» The records:
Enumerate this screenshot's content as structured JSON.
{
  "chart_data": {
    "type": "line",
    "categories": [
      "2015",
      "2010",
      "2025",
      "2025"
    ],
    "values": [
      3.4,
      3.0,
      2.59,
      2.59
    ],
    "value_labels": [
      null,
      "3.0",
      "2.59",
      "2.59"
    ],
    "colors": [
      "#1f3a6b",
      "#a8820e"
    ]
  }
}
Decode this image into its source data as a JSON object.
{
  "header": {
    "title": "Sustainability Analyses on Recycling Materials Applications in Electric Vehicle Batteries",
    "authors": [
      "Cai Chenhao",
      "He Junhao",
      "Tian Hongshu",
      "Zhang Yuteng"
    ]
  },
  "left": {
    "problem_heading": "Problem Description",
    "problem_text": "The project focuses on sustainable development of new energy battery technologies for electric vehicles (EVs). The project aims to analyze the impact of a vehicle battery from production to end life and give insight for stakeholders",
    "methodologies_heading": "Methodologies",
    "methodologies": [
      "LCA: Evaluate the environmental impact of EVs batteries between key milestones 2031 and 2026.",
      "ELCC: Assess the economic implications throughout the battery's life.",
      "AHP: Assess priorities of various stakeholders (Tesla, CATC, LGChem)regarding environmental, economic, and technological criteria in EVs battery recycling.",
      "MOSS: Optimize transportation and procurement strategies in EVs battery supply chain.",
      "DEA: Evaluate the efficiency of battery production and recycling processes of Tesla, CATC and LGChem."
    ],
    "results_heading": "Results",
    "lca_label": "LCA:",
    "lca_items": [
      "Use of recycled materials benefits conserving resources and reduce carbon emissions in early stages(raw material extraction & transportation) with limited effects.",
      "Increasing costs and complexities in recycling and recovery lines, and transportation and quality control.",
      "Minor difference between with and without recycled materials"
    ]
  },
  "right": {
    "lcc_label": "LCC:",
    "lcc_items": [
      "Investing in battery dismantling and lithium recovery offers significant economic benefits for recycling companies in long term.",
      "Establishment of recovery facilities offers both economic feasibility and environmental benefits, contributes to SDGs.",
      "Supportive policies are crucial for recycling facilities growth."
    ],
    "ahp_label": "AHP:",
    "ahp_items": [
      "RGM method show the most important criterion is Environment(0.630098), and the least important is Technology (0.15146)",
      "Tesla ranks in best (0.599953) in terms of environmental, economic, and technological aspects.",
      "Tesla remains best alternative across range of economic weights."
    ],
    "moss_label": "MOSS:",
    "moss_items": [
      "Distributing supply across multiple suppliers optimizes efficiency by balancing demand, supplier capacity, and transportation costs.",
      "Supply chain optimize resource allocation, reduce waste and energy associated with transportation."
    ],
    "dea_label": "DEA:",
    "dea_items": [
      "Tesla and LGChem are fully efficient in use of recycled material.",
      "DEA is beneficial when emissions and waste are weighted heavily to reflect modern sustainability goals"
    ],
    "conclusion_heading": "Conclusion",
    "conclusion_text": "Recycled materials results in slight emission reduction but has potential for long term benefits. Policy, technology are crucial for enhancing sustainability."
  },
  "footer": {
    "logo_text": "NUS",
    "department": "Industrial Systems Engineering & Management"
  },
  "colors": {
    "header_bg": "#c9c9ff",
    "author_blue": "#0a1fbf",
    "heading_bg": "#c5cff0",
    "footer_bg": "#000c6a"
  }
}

==

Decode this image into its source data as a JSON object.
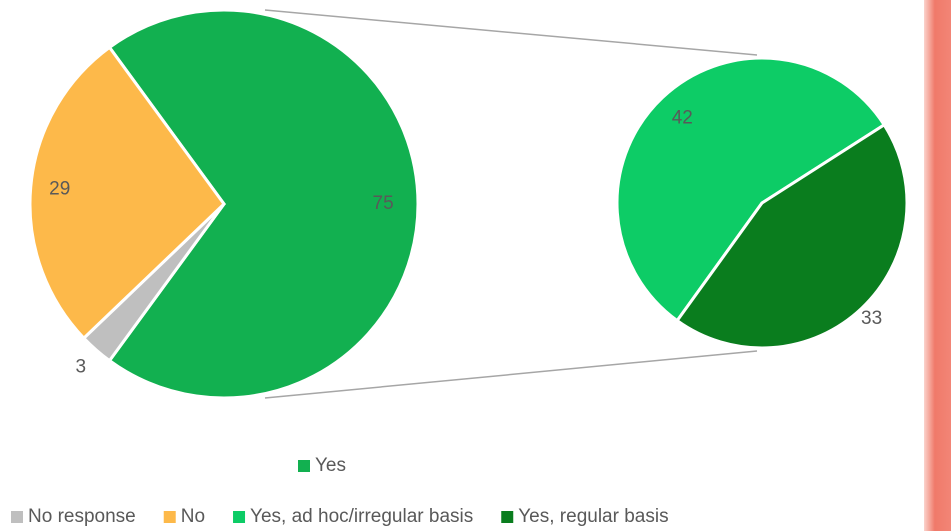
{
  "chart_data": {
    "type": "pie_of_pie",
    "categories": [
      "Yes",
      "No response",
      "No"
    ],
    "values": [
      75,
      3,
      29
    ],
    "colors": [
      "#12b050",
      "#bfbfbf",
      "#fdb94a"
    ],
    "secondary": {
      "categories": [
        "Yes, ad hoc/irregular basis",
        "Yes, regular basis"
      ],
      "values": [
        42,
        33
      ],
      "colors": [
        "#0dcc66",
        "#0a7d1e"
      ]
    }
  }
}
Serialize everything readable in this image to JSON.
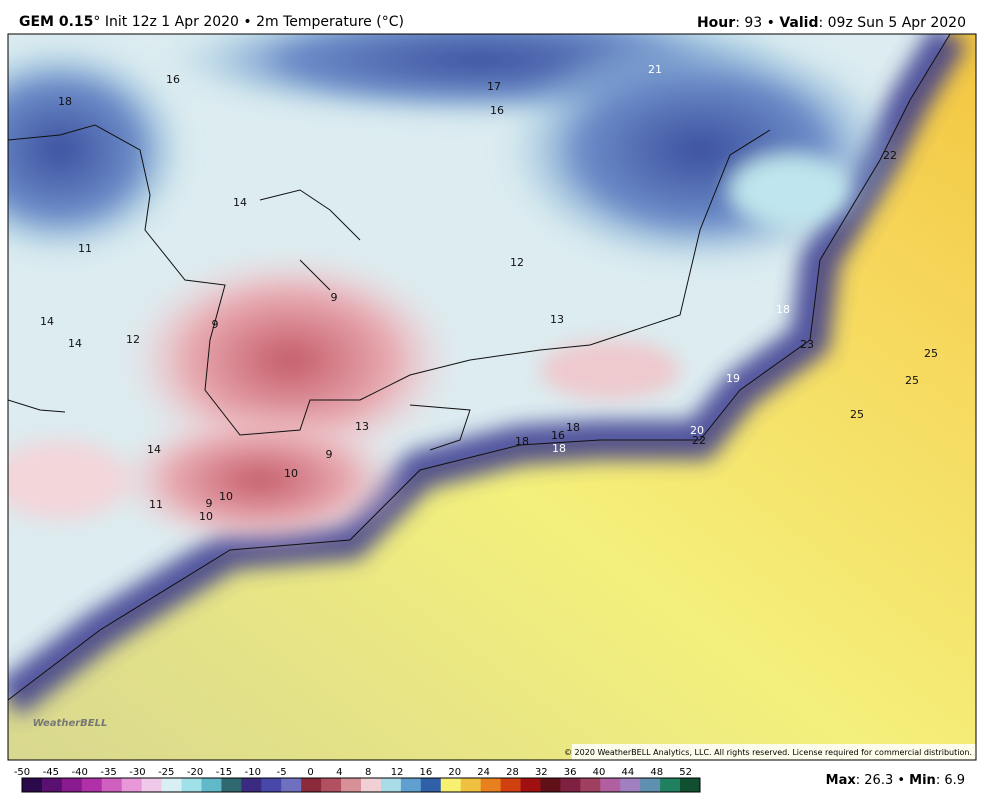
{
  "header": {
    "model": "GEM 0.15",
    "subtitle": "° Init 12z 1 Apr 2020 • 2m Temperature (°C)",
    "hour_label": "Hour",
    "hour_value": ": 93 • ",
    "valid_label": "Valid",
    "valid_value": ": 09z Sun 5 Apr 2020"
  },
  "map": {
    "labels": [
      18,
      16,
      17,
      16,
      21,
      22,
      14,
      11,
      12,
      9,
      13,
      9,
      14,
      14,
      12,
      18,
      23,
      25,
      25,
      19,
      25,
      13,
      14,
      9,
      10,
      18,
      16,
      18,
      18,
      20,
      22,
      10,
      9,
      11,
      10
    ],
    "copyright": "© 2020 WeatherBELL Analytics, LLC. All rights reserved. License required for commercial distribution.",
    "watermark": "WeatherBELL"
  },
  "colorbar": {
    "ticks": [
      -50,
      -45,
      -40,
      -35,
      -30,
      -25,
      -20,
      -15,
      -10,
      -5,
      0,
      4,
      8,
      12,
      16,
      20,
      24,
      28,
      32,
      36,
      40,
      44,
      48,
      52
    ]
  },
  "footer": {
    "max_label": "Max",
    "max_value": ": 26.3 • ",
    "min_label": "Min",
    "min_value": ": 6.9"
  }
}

...

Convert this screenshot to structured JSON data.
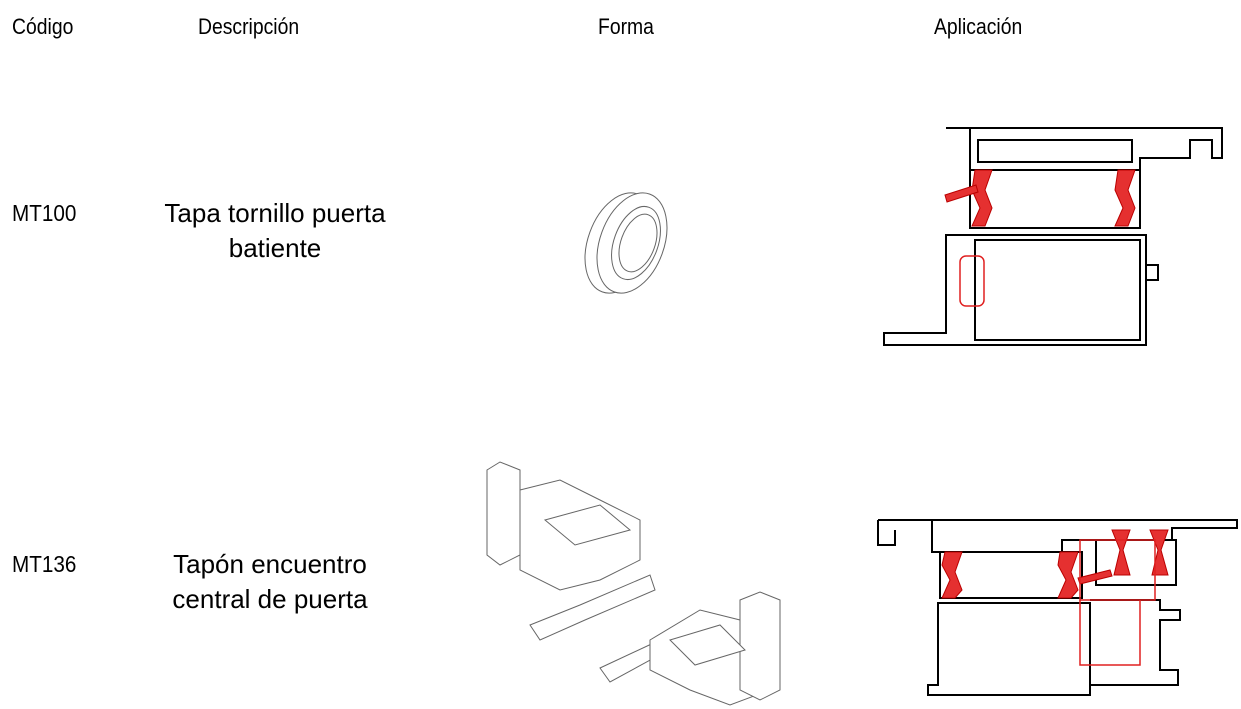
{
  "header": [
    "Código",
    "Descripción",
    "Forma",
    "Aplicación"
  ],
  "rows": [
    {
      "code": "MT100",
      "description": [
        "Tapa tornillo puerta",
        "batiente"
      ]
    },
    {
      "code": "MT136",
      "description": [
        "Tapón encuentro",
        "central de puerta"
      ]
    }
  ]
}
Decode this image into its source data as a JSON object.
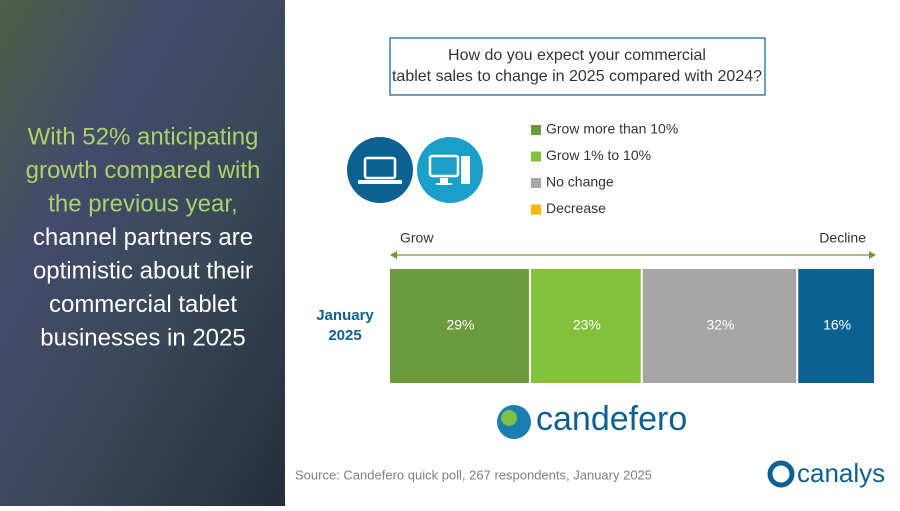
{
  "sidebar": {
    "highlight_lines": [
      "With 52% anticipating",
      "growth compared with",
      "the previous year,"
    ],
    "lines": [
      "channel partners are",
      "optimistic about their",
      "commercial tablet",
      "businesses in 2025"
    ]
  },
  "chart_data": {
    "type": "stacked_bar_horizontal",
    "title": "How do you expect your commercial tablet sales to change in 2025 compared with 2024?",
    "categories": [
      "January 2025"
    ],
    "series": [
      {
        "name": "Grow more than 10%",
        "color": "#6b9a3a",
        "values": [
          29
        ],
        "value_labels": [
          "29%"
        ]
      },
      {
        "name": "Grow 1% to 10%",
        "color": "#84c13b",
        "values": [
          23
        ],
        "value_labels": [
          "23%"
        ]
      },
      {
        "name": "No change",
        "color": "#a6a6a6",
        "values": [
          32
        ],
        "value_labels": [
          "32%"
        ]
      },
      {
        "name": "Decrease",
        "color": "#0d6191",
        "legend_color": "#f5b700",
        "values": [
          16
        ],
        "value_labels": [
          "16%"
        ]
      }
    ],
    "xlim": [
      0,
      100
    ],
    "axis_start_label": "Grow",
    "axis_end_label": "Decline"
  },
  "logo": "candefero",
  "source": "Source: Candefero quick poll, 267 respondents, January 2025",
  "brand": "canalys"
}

» Challenge: Check each line of the records for "CATC" and copy the ones that contain it.

» Answer to the exercise:
      "AHP: Assess priorities of various stakeholders (Tesla, CATC, LGChem)regarding environmental, economic, and technological criteria in EVs battery recycling.",
      "DEA: Evaluate the efficiency of battery production and recycling processes of Tesla, CATC and LGChem."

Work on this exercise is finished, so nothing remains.